### Actions to take
1. In the Manhattan Club thread, swap "tickets" for "seats" in the passage that begins at the words "Got some great" and stops after "you have kids.".
2. Using the Manhattan Club thread, answer these:
(a) On what date is Cathyb checking in?
(b) Where is the nearest laundromat?
(c) At about what time did decolady424 get into the room?

# Manhattan Club



## fwd1 (Feb 20, 2006)

We will be at the Manhattan Club next week.  Does anyone know if there is washing machines in the bldg.  If not what would the closest place we could do laundry?
Thank you 
Florine


----------



## decolady424 (Feb 20, 2006)

Hi!
We are at the MC right now!  I don't think there are any laundry facilities in the building, but I will ask next time I am downstairs.  Anyone else have any questions????  The cold weather is finally breaking, hopefully the rest of the week won't be so cold.
We are in a studio unit, but I asked for the largest one.  The studios all have different configurations.  The one we have is on the end of the building, and has 3 windows.  Very nice in the morning!  
Got some great deals on tickets on www.theatermania.com.  Going to the Improv tonight and Rent tomorrow night.  Bought a GC on www.restaurant.com for Mars 2112, you have to go there if you have kids.  
Also got some tix for TV shows, going to GMA, The Colbert Report and The Daily Show.
Post any questions, I will check back periodically.
Deb


----------



## fwd1 (Feb 20, 2006)

*Thank you*

Thank you Deb for the info.  Will be looking forward to any info you can find.
Florine


----------



## Cathyb (Feb 20, 2006)

Deb: We are checking in there April 7.  Can you ask at the front desk if we can reserve a larger studio by calling them.  If so, how soon in advance.  Also, we are coming from Hilton stay and want to leave our luggage there at MC early and tour while we wait until 4pm check-in.  Can you ask how early we can do that.  Thank you so much.


----------



## Kevin (Feb 21, 2006)

*Try calling MC*



			
				Cathyb said:
			
		

> Deb: We are checking in there April 7.  Can you ask at the front desk if we can reserve a larger studio by calling them.  If so, how soon in advance.  Also, we are coming from Hilton stay and want to leave our luggage there at MC early and tour while we wait until 4pm check-in.  Can you ask how early we can do that.  Thank you so much.




When I call them with questions about my future stay... they have been very helpful


----------



## decolady424 (Feb 21, 2006)

Florine,
There are no laundry facilities on the premises.  The nearest laundromat is at 55th St. and 9th Ave.
CathyB, we left our luggage with the bell captain at about 1PM and got into our room about 3:30PM.  I'm sure you can do this even earlier than that.

### Recorded information
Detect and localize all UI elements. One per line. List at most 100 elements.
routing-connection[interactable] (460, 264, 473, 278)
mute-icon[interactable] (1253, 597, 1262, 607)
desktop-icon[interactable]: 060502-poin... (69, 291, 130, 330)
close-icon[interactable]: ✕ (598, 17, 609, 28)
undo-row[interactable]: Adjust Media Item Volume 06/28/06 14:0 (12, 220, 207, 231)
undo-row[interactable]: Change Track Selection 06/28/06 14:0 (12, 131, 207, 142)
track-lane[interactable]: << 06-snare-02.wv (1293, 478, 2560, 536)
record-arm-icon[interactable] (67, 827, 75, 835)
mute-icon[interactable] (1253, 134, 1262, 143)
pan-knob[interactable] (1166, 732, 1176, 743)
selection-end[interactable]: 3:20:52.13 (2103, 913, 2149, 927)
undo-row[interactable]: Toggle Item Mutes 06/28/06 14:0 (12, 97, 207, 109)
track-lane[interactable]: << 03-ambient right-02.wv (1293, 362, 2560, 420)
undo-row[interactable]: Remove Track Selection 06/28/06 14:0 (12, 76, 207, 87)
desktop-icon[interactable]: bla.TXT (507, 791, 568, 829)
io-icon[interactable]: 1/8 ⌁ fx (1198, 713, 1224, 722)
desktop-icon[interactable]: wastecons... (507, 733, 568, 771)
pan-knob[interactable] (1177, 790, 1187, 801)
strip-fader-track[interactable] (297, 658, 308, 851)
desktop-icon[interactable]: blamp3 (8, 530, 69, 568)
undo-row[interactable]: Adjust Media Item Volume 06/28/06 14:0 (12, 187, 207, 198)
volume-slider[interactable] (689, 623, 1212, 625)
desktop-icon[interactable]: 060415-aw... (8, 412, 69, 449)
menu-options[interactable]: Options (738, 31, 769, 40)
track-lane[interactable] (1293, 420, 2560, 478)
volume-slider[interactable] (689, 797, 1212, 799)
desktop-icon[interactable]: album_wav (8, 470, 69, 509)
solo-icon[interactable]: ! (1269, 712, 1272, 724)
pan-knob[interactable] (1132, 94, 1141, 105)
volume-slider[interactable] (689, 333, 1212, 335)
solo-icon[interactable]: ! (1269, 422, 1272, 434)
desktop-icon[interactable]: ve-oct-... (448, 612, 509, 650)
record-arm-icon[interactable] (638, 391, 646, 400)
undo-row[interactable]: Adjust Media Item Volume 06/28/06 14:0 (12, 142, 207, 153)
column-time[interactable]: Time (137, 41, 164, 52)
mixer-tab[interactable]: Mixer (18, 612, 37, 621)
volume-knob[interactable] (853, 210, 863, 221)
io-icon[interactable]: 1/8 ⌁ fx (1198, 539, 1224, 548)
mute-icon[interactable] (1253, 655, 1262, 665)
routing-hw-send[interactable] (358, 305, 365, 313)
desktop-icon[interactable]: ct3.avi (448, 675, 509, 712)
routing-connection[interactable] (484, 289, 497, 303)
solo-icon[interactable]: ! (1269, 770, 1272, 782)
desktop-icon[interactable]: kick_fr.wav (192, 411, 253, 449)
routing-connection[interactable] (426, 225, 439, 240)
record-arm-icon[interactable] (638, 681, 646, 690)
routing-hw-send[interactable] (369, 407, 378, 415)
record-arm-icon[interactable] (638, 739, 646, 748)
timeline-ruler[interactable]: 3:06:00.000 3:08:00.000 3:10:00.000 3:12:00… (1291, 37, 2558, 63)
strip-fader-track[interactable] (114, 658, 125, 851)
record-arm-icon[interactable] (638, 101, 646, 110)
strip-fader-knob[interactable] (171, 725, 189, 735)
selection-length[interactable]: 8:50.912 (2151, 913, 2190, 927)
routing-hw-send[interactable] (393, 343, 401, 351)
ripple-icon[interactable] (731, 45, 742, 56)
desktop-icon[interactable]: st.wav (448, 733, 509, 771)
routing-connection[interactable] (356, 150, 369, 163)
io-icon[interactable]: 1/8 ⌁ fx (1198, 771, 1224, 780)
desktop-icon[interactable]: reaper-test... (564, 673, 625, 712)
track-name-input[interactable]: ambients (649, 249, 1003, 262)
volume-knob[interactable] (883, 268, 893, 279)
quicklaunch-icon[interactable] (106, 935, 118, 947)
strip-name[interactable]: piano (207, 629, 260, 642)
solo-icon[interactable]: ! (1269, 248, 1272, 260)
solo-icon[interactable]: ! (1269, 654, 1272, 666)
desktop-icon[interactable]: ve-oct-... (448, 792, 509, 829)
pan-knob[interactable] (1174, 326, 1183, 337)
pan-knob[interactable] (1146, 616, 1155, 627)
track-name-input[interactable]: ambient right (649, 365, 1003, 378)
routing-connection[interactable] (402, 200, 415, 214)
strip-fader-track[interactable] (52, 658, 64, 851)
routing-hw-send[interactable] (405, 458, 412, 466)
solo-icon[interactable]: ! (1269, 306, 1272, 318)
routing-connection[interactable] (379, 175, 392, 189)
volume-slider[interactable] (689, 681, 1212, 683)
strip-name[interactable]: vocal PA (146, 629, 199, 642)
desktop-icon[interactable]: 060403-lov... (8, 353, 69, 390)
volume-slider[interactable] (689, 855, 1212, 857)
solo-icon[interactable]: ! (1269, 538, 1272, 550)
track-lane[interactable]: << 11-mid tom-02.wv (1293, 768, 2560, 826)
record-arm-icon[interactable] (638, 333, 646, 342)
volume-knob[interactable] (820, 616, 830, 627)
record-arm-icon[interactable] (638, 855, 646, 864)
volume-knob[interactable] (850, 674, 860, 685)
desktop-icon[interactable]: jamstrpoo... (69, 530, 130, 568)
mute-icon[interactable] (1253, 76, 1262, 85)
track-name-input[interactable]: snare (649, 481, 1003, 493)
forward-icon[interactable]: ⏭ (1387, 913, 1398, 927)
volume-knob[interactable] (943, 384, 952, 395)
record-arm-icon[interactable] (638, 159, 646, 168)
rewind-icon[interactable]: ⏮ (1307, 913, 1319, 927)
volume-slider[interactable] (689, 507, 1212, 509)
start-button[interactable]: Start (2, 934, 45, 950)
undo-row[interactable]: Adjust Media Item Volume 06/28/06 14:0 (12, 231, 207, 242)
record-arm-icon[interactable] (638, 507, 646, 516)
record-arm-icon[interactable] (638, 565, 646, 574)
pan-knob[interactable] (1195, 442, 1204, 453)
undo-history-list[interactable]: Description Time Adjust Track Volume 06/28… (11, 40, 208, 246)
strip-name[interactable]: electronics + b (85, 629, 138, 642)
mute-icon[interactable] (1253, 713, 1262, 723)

### Final results
1.
Got some great deals on seats on www.theatermania.com.  Going to the Improv tonight and Rent tomorrow night.  Bought a GC on www.restaurant.com for Mars 2112, you have to go there if you have kids.

2.
(a) April 7
(b) At 55th St. and 9th Ave.
(c) About 3:30PM